That argument was central to the argument made by opponents of the tax last summer when they called the levy a "grocery tax" instead of a beverage tax.

City spokeswoman Lauren Hitt said the categorization remains incorrect. Predictions that other grocery items will rise in price don't match what has happened in the only other city that has implemented a soda tax, Berkeley, Calif.

"There is absolutely no evidence to suggest the tax will be systemically passed on to other items," Hitt said.

Several studies there showed no increase in grocery bills after the tax passed.

Five days into the implementation of the 1.5-cent-per-ounce tax on sweetened beverages, which was levied on distributors, there have been only anecdotal complaints of products other than beverages increasing in price.

But Inman, who has written in support of the tax, said his prediction comes down to "pure Economics 101."

"The price increase on soda is fairly significant, so you can lower that price increase a bit and then hide it in 40 other little tiny price increases and no one will ever notice," he said.

Consumers are certainly noticing right now, though.

The major distributors, such as Coca-Cola, Pepsi, and Canada Dry, have all passed the cost on. And in the first week of the tax, merchants have increased beverage prices accordingly, down to the cent.

The tax applies to thousands of products. It covers all sweetened beverages including diet beverages, teas, juices, and almond milk.

To soften the impact on the beverage aisle, stores big and small are likely to boost prices in other aisles, said David Fiorenza, an urban economics professor at Villanova University.

"To be able to see their sales continue, they're going to have to find some equilibrium by spreading their tax costs," Fiorenza said. "Maybe something at Wawa, such as a Shortie hoagie going up by 10 cents or 20 cents, which can absorb it a little more than a two-liter bottle of soda."

* **Activity**
Reproduce the beverage tax excerpt above word for word, in full.

* **Material supplied**
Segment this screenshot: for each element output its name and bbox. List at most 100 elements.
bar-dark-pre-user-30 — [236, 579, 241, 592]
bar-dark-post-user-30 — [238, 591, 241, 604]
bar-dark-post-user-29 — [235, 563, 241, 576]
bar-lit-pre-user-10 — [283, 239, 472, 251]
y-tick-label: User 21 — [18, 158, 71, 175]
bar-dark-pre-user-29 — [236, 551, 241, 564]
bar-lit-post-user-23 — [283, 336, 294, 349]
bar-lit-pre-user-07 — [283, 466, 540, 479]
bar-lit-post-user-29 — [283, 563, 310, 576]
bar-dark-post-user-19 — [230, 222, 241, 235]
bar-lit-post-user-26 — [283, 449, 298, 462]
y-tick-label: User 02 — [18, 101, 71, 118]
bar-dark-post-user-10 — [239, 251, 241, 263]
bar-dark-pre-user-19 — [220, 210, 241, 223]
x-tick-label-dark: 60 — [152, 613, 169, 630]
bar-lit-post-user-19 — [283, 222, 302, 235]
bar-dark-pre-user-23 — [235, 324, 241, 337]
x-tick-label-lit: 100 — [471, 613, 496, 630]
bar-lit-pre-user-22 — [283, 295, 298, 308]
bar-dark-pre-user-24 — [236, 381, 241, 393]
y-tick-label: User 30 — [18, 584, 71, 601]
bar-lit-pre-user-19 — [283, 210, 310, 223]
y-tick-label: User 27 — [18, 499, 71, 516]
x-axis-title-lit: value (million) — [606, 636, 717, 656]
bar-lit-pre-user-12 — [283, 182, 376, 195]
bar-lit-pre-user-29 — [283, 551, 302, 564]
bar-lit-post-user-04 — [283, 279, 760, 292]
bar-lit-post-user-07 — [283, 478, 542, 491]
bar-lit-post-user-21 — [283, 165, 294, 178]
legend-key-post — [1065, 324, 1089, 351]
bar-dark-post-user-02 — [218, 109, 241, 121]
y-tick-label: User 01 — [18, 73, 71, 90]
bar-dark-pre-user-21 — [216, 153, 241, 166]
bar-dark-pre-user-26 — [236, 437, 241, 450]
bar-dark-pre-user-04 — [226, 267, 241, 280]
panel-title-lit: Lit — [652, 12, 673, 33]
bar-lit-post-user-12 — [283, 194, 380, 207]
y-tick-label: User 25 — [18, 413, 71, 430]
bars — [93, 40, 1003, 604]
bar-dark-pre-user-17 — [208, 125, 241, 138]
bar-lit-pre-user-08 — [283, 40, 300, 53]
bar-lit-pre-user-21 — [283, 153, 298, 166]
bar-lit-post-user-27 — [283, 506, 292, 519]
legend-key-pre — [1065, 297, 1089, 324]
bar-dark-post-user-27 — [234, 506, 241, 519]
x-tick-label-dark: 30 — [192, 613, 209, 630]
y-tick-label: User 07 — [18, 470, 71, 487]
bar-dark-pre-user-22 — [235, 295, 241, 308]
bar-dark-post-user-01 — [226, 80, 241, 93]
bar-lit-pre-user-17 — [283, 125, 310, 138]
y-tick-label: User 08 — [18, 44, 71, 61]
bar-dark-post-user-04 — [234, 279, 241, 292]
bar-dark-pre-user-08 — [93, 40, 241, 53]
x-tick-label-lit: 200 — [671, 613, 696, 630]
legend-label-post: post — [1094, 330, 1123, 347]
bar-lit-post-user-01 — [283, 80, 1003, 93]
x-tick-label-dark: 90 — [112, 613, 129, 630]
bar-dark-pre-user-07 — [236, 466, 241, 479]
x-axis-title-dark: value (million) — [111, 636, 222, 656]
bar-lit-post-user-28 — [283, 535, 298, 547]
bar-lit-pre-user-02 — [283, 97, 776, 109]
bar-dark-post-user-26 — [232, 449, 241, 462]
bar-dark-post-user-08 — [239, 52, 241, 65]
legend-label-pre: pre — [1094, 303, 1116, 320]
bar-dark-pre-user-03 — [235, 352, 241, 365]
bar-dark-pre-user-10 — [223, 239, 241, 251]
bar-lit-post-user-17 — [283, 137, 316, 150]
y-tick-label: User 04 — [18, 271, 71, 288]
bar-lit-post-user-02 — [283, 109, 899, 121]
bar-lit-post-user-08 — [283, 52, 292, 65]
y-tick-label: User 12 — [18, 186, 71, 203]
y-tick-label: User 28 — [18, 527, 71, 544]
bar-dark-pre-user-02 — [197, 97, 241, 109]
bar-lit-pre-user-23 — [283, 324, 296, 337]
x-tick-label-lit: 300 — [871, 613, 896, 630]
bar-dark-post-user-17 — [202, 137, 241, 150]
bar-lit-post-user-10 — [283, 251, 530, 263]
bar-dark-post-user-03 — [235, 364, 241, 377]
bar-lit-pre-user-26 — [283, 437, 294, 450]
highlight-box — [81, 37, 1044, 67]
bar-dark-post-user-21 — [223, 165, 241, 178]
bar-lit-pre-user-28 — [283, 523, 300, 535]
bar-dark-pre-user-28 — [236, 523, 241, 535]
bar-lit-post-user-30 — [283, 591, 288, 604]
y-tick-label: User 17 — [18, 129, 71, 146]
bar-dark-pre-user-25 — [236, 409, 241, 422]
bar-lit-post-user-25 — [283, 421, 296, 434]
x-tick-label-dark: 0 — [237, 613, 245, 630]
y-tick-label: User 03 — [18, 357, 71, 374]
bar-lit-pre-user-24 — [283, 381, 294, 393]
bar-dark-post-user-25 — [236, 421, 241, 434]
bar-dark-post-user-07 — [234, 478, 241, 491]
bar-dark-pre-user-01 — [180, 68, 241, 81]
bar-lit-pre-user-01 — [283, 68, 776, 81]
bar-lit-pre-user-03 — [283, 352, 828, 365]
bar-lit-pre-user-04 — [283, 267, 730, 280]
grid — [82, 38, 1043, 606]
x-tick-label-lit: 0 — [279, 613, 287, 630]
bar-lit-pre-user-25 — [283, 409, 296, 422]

* **Response to the task**
That argument was central to the argument made by opponents of the tax last summer when they called the levy a "grocery tax" instead of a beverage tax.

City spokeswoman Lauren Hitt said the categorization remains incorrect. Predictions that other grocery items will rise in price don't match what has happened in the only other city that has implemented a soda tax, Berkeley, Calif.

"There is absolutely no evidence to suggest the tax will be systemically passed on to other items," Hitt said.

Several studies there showed no increase in grocery bills after the tax passed.

Five days into the implementation of the 1.5-cent-per-ounce tax on sweetened beverages, which was levied on distributors, there have been only anecdotal complaints of products other than beverages increasing in price.

But Inman, who has written in support of the tax, said his prediction comes down to "pure Economics 101."

"The price increase on soda is fairly significant, so you can lower that price increase a bit and then hide it in 40 other little tiny price increases and no one will ever notice," he said.

Consumers are certainly noticing right now, though.

The major distributors, such as Coca-Cola, Pepsi, and Canada Dry, have all passed the cost on. And in the first week of the tax, merchants have increased beverage prices accordingly, down to the cent.

The tax applies to thousands of products. It covers all sweetened beverages including diet beverages, teas, juices, and almond milk.

To soften the impact on the beverage aisle, stores big and small are likely to boost prices in other aisles, said David Fiorenza, an urban economics professor at Villanova University.

"To be able to see their sales continue, they're going to have to find some equilibrium by spreading their tax costs," Fiorenza said. "Maybe something at Wawa, such as a Shortie hoagie going up by 10 cents or 20 cents, which can absorb it a little more than a two-liter bottle of soda."